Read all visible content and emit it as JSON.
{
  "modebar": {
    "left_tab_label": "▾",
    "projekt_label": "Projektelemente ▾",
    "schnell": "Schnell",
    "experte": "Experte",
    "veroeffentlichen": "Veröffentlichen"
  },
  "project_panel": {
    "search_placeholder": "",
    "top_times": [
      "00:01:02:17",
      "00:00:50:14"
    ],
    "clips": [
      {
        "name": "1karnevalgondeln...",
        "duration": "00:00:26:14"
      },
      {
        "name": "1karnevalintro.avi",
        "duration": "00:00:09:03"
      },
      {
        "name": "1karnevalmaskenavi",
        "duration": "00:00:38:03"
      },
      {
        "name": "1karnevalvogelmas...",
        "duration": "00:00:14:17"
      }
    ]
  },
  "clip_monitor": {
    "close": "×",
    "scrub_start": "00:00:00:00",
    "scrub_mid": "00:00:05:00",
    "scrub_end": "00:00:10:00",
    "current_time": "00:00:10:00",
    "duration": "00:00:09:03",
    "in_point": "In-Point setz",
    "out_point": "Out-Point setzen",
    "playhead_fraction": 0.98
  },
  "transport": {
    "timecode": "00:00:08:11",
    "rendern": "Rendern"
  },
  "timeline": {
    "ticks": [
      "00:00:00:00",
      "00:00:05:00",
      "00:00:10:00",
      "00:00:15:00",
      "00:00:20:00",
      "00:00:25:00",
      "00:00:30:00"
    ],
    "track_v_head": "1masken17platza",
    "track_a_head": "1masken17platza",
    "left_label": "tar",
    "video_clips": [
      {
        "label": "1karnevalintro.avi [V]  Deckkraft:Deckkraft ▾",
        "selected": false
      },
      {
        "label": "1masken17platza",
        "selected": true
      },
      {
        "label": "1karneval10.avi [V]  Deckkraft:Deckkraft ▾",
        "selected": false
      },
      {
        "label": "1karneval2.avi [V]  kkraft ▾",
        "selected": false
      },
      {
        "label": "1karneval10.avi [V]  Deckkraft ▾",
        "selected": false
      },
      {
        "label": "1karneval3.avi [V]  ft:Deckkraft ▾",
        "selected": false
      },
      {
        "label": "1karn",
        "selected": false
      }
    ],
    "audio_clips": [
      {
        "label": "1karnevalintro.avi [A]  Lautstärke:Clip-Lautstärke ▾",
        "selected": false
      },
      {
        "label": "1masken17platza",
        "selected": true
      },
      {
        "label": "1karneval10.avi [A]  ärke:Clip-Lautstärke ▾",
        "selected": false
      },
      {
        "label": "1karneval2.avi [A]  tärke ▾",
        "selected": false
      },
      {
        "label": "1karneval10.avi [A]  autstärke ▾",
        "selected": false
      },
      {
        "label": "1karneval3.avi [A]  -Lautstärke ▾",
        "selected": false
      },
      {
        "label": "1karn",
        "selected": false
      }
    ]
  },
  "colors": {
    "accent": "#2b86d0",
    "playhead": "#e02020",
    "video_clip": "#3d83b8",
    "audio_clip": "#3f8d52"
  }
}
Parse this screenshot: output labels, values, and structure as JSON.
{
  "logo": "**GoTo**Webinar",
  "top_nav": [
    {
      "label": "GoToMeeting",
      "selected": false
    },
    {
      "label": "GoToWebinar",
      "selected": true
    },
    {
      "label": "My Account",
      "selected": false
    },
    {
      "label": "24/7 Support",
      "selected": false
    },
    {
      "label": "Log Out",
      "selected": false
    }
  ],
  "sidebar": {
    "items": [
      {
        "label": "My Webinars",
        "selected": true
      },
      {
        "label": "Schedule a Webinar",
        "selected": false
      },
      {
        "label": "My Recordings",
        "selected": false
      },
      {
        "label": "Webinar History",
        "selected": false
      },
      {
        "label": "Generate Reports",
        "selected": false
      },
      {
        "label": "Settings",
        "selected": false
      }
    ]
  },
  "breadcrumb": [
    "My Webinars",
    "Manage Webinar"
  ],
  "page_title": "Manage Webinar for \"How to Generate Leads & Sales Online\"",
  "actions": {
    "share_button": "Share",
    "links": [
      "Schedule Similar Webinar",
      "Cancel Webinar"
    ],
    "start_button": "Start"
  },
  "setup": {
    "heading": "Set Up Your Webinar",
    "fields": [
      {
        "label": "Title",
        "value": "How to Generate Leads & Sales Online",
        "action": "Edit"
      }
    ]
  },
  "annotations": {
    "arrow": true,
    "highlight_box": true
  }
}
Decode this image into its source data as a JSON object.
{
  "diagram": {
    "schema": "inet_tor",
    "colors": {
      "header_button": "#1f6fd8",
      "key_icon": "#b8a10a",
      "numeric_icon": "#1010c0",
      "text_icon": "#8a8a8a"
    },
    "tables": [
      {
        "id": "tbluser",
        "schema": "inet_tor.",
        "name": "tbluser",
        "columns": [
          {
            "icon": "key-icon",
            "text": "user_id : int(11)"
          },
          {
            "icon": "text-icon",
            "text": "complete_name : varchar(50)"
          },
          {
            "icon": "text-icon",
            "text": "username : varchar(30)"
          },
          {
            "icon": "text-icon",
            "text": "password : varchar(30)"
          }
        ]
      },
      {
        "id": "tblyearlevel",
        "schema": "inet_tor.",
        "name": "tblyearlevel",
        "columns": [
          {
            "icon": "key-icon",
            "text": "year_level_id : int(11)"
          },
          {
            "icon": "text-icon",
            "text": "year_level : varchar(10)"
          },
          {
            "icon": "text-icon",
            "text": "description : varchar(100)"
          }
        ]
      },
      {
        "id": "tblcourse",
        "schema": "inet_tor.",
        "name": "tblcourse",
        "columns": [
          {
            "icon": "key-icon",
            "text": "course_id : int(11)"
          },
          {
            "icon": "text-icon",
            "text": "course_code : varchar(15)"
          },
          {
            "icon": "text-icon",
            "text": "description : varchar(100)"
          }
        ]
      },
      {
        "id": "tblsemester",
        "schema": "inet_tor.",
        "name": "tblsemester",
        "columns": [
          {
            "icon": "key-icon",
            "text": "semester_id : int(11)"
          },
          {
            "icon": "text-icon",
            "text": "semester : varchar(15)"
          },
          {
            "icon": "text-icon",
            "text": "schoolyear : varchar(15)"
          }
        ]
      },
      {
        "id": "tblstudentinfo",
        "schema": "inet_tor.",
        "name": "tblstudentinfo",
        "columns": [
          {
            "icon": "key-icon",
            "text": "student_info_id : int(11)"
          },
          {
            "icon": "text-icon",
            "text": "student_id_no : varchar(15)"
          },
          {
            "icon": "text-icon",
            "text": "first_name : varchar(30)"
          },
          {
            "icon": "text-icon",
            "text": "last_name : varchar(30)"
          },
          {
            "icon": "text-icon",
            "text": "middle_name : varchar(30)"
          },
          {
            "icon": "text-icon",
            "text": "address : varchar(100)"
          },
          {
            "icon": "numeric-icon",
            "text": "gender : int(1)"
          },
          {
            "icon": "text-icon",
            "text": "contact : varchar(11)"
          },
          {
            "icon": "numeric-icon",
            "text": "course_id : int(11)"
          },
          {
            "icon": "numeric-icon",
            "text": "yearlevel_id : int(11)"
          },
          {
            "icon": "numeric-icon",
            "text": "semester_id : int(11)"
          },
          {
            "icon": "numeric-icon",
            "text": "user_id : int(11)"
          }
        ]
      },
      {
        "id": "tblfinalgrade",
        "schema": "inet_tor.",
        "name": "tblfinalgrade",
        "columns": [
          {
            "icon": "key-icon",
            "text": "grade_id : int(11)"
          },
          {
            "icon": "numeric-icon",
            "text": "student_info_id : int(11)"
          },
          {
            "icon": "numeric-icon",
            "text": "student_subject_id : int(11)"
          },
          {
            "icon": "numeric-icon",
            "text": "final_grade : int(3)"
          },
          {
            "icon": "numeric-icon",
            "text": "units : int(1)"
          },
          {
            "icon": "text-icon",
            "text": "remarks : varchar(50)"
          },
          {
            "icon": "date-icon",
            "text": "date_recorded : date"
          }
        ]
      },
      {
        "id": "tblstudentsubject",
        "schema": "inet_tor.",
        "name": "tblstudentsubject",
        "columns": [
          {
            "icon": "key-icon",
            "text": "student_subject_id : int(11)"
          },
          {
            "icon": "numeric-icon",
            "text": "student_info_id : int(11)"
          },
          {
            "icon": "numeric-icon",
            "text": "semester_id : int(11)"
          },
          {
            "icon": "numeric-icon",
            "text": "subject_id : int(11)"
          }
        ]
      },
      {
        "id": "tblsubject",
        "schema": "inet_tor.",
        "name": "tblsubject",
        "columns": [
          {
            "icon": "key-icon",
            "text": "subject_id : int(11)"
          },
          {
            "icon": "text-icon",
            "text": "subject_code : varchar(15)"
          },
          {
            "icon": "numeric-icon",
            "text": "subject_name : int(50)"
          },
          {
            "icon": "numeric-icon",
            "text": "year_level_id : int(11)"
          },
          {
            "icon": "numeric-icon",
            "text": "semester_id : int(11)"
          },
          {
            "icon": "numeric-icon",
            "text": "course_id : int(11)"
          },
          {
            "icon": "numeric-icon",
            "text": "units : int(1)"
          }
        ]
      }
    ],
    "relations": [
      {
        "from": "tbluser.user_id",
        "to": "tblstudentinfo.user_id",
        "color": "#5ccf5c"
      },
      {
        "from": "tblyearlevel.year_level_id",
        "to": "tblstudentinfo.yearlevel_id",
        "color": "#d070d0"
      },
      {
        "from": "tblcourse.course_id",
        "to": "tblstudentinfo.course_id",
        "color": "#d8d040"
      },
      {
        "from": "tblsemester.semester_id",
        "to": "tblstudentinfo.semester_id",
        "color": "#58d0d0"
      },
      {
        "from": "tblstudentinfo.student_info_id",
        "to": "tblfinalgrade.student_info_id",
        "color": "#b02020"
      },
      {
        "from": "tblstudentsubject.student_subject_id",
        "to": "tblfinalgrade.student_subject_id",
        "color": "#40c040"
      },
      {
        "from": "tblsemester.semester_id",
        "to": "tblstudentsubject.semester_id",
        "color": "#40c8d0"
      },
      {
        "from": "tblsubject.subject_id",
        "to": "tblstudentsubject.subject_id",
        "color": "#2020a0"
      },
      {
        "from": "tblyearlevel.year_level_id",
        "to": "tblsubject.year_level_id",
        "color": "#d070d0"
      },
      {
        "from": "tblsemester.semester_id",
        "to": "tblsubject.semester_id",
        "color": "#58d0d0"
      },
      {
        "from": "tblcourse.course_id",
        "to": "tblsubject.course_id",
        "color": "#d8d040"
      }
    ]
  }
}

*GIVEN TASK*: Give only the count of lines in the data that include the string "date".

*RESULT FOR THIS TASK*: 2